Output every entry exactly, without any pictures.

Material provided
::::
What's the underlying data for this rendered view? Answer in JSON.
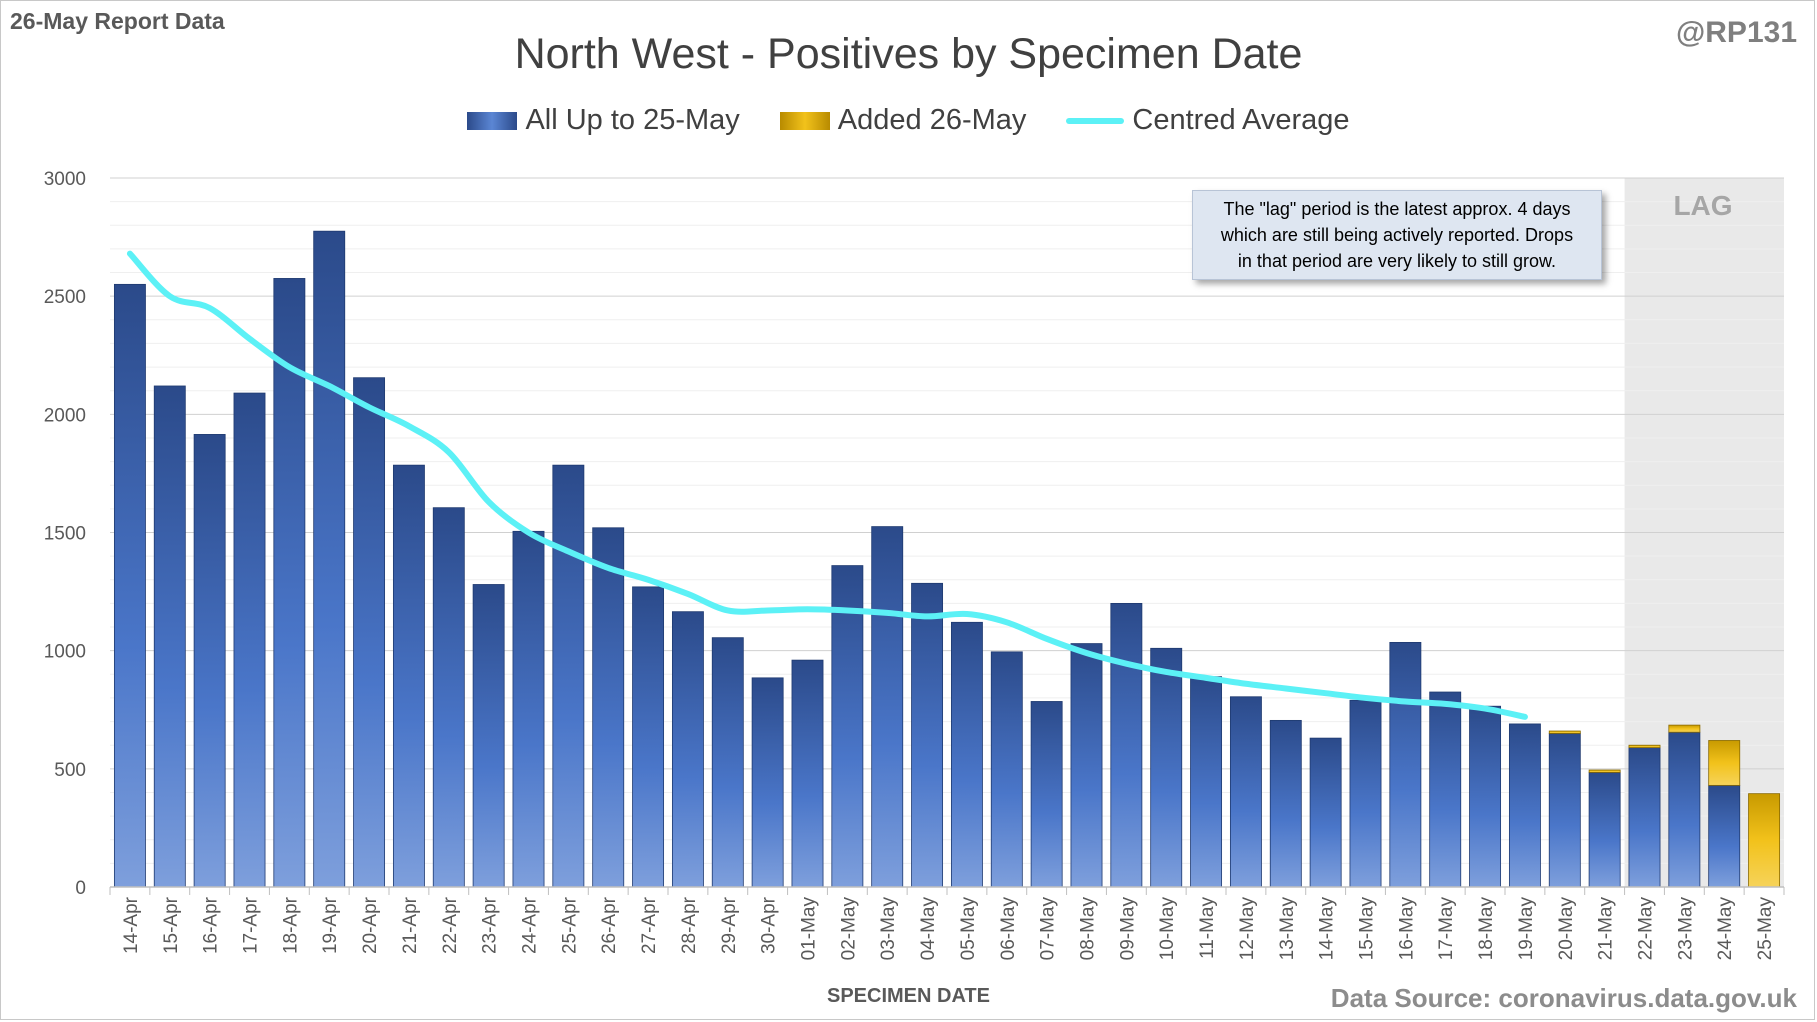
{
  "header": {
    "report_label": "26-May Report Data",
    "handle": "@RP131"
  },
  "footer": {
    "source": "Data Source: coronavirus.data.gov.uk"
  },
  "note": {
    "lines": [
      "The \"lag\" period is the latest approx. 4 days",
      "which are still being actively reported.  Drops",
      "in that period are very likely to still grow."
    ]
  },
  "lag_region": {
    "label": "LAG",
    "start_category": "22-May",
    "end_category": "25-May"
  },
  "colors": {
    "series_base": "#3b64b4",
    "series_added": "#f2c21b",
    "average_line": "#5cf1f6",
    "lag_shade": "#e9e9e9",
    "grid": "#d9d9d9"
  },
  "chart_data": {
    "type": "bar",
    "title": "North West - Positives by Specimen Date",
    "xlabel": "SPECIMEN DATE",
    "ylabel": "",
    "ylim": [
      0,
      3000
    ],
    "yticks": [
      0,
      500,
      1000,
      1500,
      2000,
      2500,
      3000
    ],
    "grid": true,
    "legend_position": "top",
    "stacked": true,
    "categories": [
      "14-Apr",
      "15-Apr",
      "16-Apr",
      "17-Apr",
      "18-Apr",
      "19-Apr",
      "20-Apr",
      "21-Apr",
      "22-Apr",
      "23-Apr",
      "24-Apr",
      "25-Apr",
      "26-Apr",
      "27-Apr",
      "28-Apr",
      "29-Apr",
      "30-Apr",
      "01-May",
      "02-May",
      "03-May",
      "04-May",
      "05-May",
      "06-May",
      "07-May",
      "08-May",
      "09-May",
      "10-May",
      "11-May",
      "12-May",
      "13-May",
      "14-May",
      "15-May",
      "16-May",
      "17-May",
      "18-May",
      "19-May",
      "20-May",
      "21-May",
      "22-May",
      "23-May",
      "24-May",
      "25-May"
    ],
    "series": [
      {
        "name": "All Up to 25-May",
        "type": "bar",
        "values": [
          2550,
          2120,
          1915,
          2090,
          2575,
          2775,
          2155,
          1785,
          1605,
          1280,
          1505,
          1785,
          1520,
          1270,
          1165,
          1055,
          885,
          960,
          1360,
          1525,
          1285,
          1120,
          995,
          785,
          1030,
          1200,
          1010,
          890,
          805,
          705,
          630,
          790,
          1035,
          825,
          765,
          690,
          650,
          485,
          590,
          655,
          430,
          0
        ]
      },
      {
        "name": "Added 26-May",
        "type": "bar",
        "values": [
          0,
          0,
          0,
          0,
          0,
          0,
          0,
          0,
          0,
          0,
          0,
          0,
          0,
          0,
          0,
          0,
          0,
          0,
          0,
          0,
          0,
          0,
          0,
          0,
          0,
          0,
          0,
          0,
          0,
          0,
          0,
          0,
          0,
          0,
          0,
          0,
          10,
          10,
          10,
          30,
          190,
          395
        ]
      },
      {
        "name": "Centred Average",
        "type": "line",
        "values": [
          2680,
          2500,
          2450,
          2320,
          2200,
          2120,
          2030,
          1950,
          1840,
          1630,
          1500,
          1420,
          1350,
          1300,
          1240,
          1170,
          1170,
          1175,
          1170,
          1160,
          1145,
          1155,
          1120,
          1050,
          990,
          945,
          910,
          885,
          860,
          840,
          820,
          800,
          785,
          775,
          755,
          720,
          null,
          null,
          null,
          null,
          null,
          null
        ]
      }
    ]
  }
}
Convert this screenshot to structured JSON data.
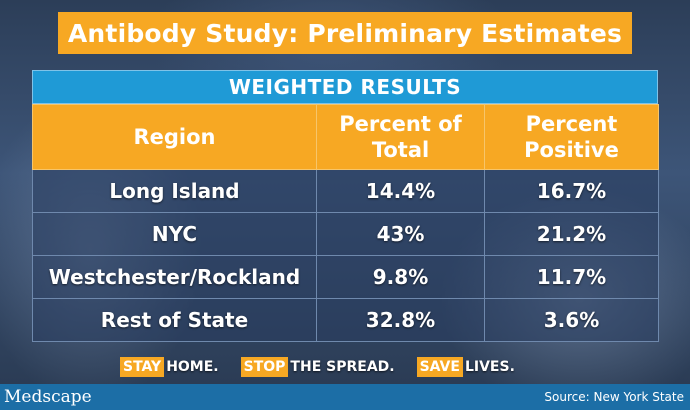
{
  "title": "Antibody Study: Preliminary Estimates",
  "table": {
    "caption": "WEIGHTED RESULTS",
    "headers": {
      "region": "Region",
      "pct_total_line1": "Percent of",
      "pct_total_line2": "Total",
      "pct_positive_line1": "Percent",
      "pct_positive_line2": "Positive"
    },
    "rows": [
      {
        "region": "Long Island",
        "pct_total": "14.4%",
        "pct_positive": "16.7%"
      },
      {
        "region": "NYC",
        "pct_total": "43%",
        "pct_positive": "21.2%"
      },
      {
        "region": "Westchester/Rockland",
        "pct_total": "9.8%",
        "pct_positive": "11.7%"
      },
      {
        "region": "Rest of State",
        "pct_total": "32.8%",
        "pct_positive": "3.6%"
      }
    ]
  },
  "slogans": [
    {
      "tag": "STAY",
      "rest": "HOME."
    },
    {
      "tag": "STOP",
      "rest": "THE SPREAD."
    },
    {
      "tag": "SAVE",
      "rest": "LIVES."
    }
  ],
  "footer": {
    "logo": "Medscape",
    "source": "Source: New York State"
  },
  "colors": {
    "accent_orange": "#f7a823",
    "header_blue": "#1f9ad6",
    "footer_blue": "#1c6ea6"
  }
}
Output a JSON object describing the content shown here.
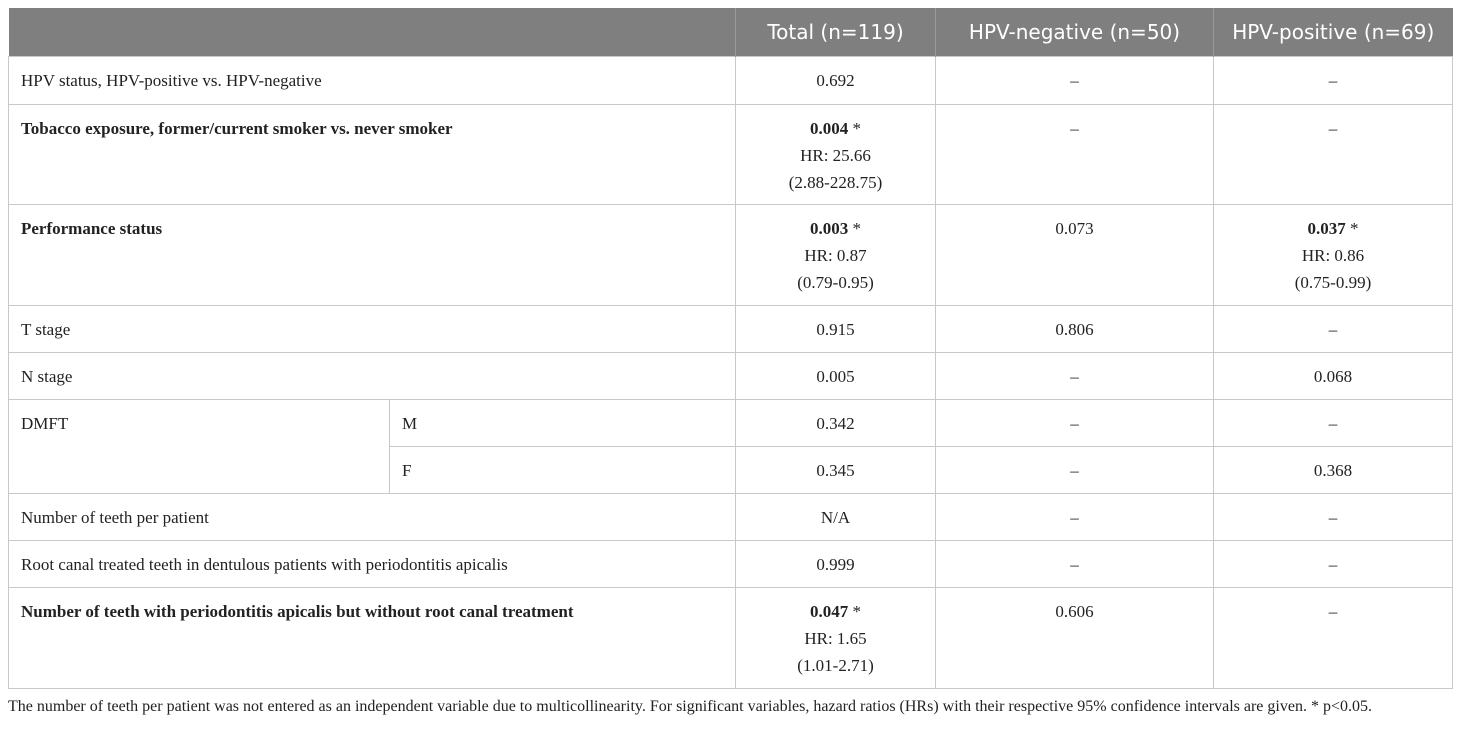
{
  "header": [
    "",
    "Total (n=119)",
    "HPV-negative (n=50)",
    "HPV-positive (n=69)"
  ],
  "rows": [
    {
      "label": "HPV status, HPV-positive vs. HPV-negative",
      "bold": false,
      "total": {
        "p": "0.692"
      },
      "neg": {
        "p": "–"
      },
      "pos": {
        "p": "–"
      }
    },
    {
      "label": "Tobacco exposure, former/current smoker vs. never smoker",
      "bold": true,
      "total": {
        "p": "0.004",
        "sig": "*",
        "hr": "HR: 25.66",
        "ci": "(2.88-228.75)"
      },
      "neg": {
        "p": "–"
      },
      "pos": {
        "p": "–"
      }
    },
    {
      "label": "Performance status",
      "bold": true,
      "total": {
        "p": "0.003",
        "sig": "*",
        "hr": "HR: 0.87",
        "ci": "(0.79-0.95)"
      },
      "neg": {
        "p": "0.073"
      },
      "pos": {
        "p": "0.037",
        "sig": "*",
        "hr": "HR: 0.86",
        "ci": "(0.75-0.99)"
      }
    },
    {
      "label": "T stage",
      "bold": false,
      "total": {
        "p": "0.915"
      },
      "neg": {
        "p": "0.806"
      },
      "pos": {
        "p": "–"
      }
    },
    {
      "label": "N stage",
      "bold": false,
      "total": {
        "p": "0.005"
      },
      "neg": {
        "p": "–"
      },
      "pos": {
        "p": "0.068"
      }
    },
    {
      "label": "DMFT",
      "sub": "M",
      "bold": false,
      "total": {
        "p": "0.342"
      },
      "neg": {
        "p": "–"
      },
      "pos": {
        "p": "–"
      }
    },
    {
      "label": "",
      "sub": "F",
      "bold": false,
      "total": {
        "p": "0.345"
      },
      "neg": {
        "p": "–"
      },
      "pos": {
        "p": "0.368"
      }
    },
    {
      "label": "Number of teeth per patient",
      "bold": false,
      "total": {
        "p": "N/A"
      },
      "neg": {
        "p": "–"
      },
      "pos": {
        "p": "–"
      }
    },
    {
      "label": "Root canal treated teeth in dentulous patients with periodontitis apicalis",
      "bold": false,
      "total": {
        "p": "0.999"
      },
      "neg": {
        "p": "–"
      },
      "pos": {
        "p": "–"
      }
    },
    {
      "label": "Number of teeth with periodontitis apicalis but without root canal treatment",
      "bold": true,
      "total": {
        "p": "0.047",
        "sig": "*",
        "hr": "HR: 1.65",
        "ci": "(1.01-2.71)"
      },
      "neg": {
        "p": "0.606"
      },
      "pos": {
        "p": "–"
      }
    }
  ],
  "footnote": "The number of teeth per patient was not entered as an independent variable due to multicollinearity. For significant variables, hazard ratios (HRs) with their respective 95% confidence intervals are given. * p<0.05."
}
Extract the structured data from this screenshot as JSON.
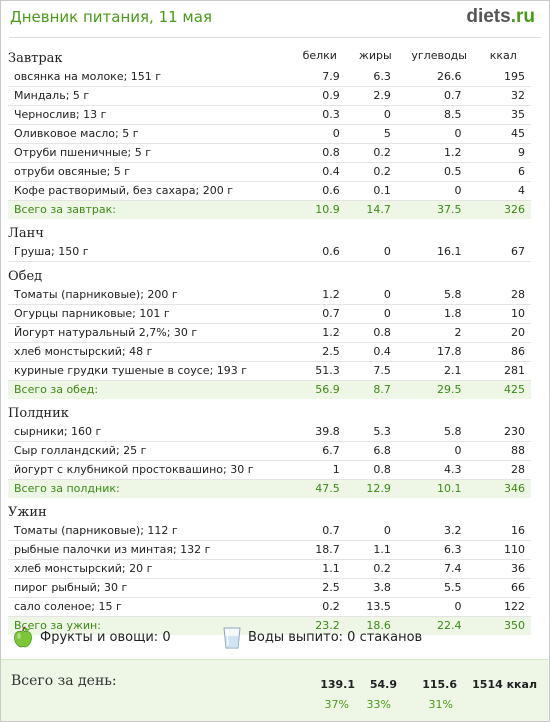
::::
The completed task
What's the underlying data for this rendered view? Answer in JSON.
{
  "header": {
    "report_label": "26-May Report Data",
    "handle": "@RP131"
  },
  "footer": {
    "source": "Data Source: coronavirus.data.gov.uk"
  },
  "note": {
    "lines": [
      "The \"lag\" period is the latest approx. 4 days",
      "which are still being actively reported.  Drops",
      "in that period are very likely to still grow."
    ]
  },
  "lag_region": {
    "label": "LAG",
    "start_category": "22-May",
    "end_category": "25-May"
  },
  "colors": {
    "series_base": "#3b64b4",
    "series_added": "#f2c21b",
    "average_line": "#5cf1f6",
    "lag_shade": "#e9e9e9",
    "grid": "#d9d9d9"
  },
  "chart_data": {
    "type": "bar",
    "title": "North West - Positives by Specimen Date",
    "xlabel": "SPECIMEN DATE",
    "ylabel": "",
    "ylim": [
      0,
      3000
    ],
    "yticks": [
      0,
      500,
      1000,
      1500,
      2000,
      2500,
      3000
    ],
    "grid": true,
    "legend_position": "top",
    "stacked": true,
    "categories": [
      "14-Apr",
      "15-Apr",
      "16-Apr",
      "17-Apr",
      "18-Apr",
      "19-Apr",
      "20-Apr",
      "21-Apr",
      "22-Apr",
      "23-Apr",
      "24-Apr",
      "25-Apr",
      "26-Apr",
      "27-Apr",
      "28-Apr",
      "29-Apr",
      "30-Apr",
      "01-May",
      "02-May",
      "03-May",
      "04-May",
      "05-May",
      "06-May",
      "07-May",
      "08-May",
      "09-May",
      "10-May",
      "11-May",
      "12-May",
      "13-May",
      "14-May",
      "15-May",
      "16-May",
      "17-May",
      "18-May",
      "19-May",
      "20-May",
      "21-May",
      "22-May",
      "23-May",
      "24-May",
      "25-May"
    ],
    "series": [
      {
        "name": "All Up to 25-May",
        "type": "bar",
        "values": [
          2550,
          2120,
          1915,
          2090,
          2575,
          2775,
          2155,
          1785,
          1605,
          1280,
          1505,
          1785,
          1520,
          1270,
          1165,
          1055,
          885,
          960,
          1360,
          1525,
          1285,
          1120,
          995,
          785,
          1030,
          1200,
          1010,
          890,
          805,
          705,
          630,
          790,
          1035,
          825,
          765,
          690,
          650,
          485,
          590,
          655,
          430,
          0
        ]
      },
      {
        "name": "Added 26-May",
        "type": "bar",
        "values": [
          0,
          0,
          0,
          0,
          0,
          0,
          0,
          0,
          0,
          0,
          0,
          0,
          0,
          0,
          0,
          0,
          0,
          0,
          0,
          0,
          0,
          0,
          0,
          0,
          0,
          0,
          0,
          0,
          0,
          0,
          0,
          0,
          0,
          0,
          0,
          0,
          10,
          10,
          10,
          30,
          190,
          395
        ]
      },
      {
        "name": "Centred Average",
        "type": "line",
        "values": [
          2680,
          2500,
          2450,
          2320,
          2200,
          2120,
          2030,
          1950,
          1840,
          1630,
          1500,
          1420,
          1350,
          1300,
          1240,
          1170,
          1170,
          1175,
          1170,
          1160,
          1145,
          1155,
          1120,
          1050,
          990,
          945,
          910,
          885,
          860,
          840,
          820,
          800,
          785,
          775,
          755,
          720,
          null,
          null,
          null,
          null,
          null,
          null
        ]
      }
    ]
  }
}
Convert this screenshot to structured JSON data.
{
  "title": "Antibody Study: Preliminary Estimates",
  "table": {
    "caption": "WEIGHTED RESULTS",
    "headers": {
      "region": "Region",
      "pct_total_line1": "Percent of",
      "pct_total_line2": "Total",
      "pct_positive_line1": "Percent",
      "pct_positive_line2": "Positive"
    },
    "rows": [
      {
        "region": "Long Island",
        "pct_total": "14.4%",
        "pct_positive": "16.7%"
      },
      {
        "region": "NYC",
        "pct_total": "43%",
        "pct_positive": "21.2%"
      },
      {
        "region": "Westchester/Rockland",
        "pct_total": "9.8%",
        "pct_positive": "11.7%"
      },
      {
        "region": "Rest of State",
        "pct_total": "32.8%",
        "pct_positive": "3.6%"
      }
    ]
  },
  "slogans": [
    {
      "tag": "STAY",
      "rest": "HOME."
    },
    {
      "tag": "STOP",
      "rest": "THE SPREAD."
    },
    {
      "tag": "SAVE",
      "rest": "LIVES."
    }
  ],
  "footer": {
    "logo": "Medscape",
    "source": "Source: New York State"
  },
  "colors": {
    "accent_orange": "#f7a823",
    "header_blue": "#1f9ad6",
    "footer_blue": "#1c6ea6"
  }
}
Output a JSON object describing the content shown here.
{
  "header": [
    "",
    "Total (n=119)",
    "HPV-negative (n=50)",
    "HPV-positive (n=69)"
  ],
  "rows": [
    {
      "label": "HPV status, HPV-positive vs. HPV-negative",
      "bold": false,
      "total": {
        "p": "0.692"
      },
      "neg": {
        "p": "–"
      },
      "pos": {
        "p": "–"
      }
    },
    {
      "label": "Tobacco exposure, former/current smoker vs. never smoker",
      "bold": true,
      "total": {
        "p": "0.004",
        "sig": "*",
        "hr": "HR: 25.66",
        "ci": "(2.88-228.75)"
      },
      "neg": {
        "p": "–"
      },
      "pos": {
        "p": "–"
      }
    },
    {
      "label": "Performance status",
      "bold": true,
      "total": {
        "p": "0.003",
        "sig": "*",
        "hr": "HR: 0.87",
        "ci": "(0.79-0.95)"
      },
      "neg": {
        "p": "0.073"
      },
      "pos": {
        "p": "0.037",
        "sig": "*",
        "hr": "HR: 0.86",
        "ci": "(0.75-0.99)"
      }
    },
    {
      "label": "T stage",
      "bold": false,
      "total": {
        "p": "0.915"
      },
      "neg": {
        "p": "0.806"
      },
      "pos": {
        "p": "–"
      }
    },
    {
      "label": "N stage",
      "bold": false,
      "total": {
        "p": "0.005"
      },
      "neg": {
        "p": "–"
      },
      "pos": {
        "p": "0.068"
      }
    },
    {
      "label": "DMFT",
      "sub": "M",
      "bold": false,
      "total": {
        "p": "0.342"
      },
      "neg": {
        "p": "–"
      },
      "pos": {
        "p": "–"
      }
    },
    {
      "label": "",
      "sub": "F",
      "bold": false,
      "total": {
        "p": "0.345"
      },
      "neg": {
        "p": "–"
      },
      "pos": {
        "p": "0.368"
      }
    },
    {
      "label": "Number of teeth per patient",
      "bold": false,
      "total": {
        "p": "N/A"
      },
      "neg": {
        "p": "–"
      },
      "pos": {
        "p": "–"
      }
    },
    {
      "label": "Root canal treated teeth in dentulous patients with periodontitis apicalis",
      "bold": false,
      "total": {
        "p": "0.999"
      },
      "neg": {
        "p": "–"
      },
      "pos": {
        "p": "–"
      }
    },
    {
      "label": "Number of teeth with periodontitis apicalis but without root canal treatment",
      "bold": true,
      "total": {
        "p": "0.047",
        "sig": "*",
        "hr": "HR: 1.65",
        "ci": "(1.01-2.71)"
      },
      "neg": {
        "p": "0.606"
      },
      "pos": {
        "p": "–"
      }
    }
  ],
  "footnote": "The number of teeth per patient was not entered as an independent variable due to multicollinearity. For significant variables, hazard ratios (HRs) with their respective 95% confidence intervals are given. * p<0.05."
}
Extract the structured data from this screenshot as JSON.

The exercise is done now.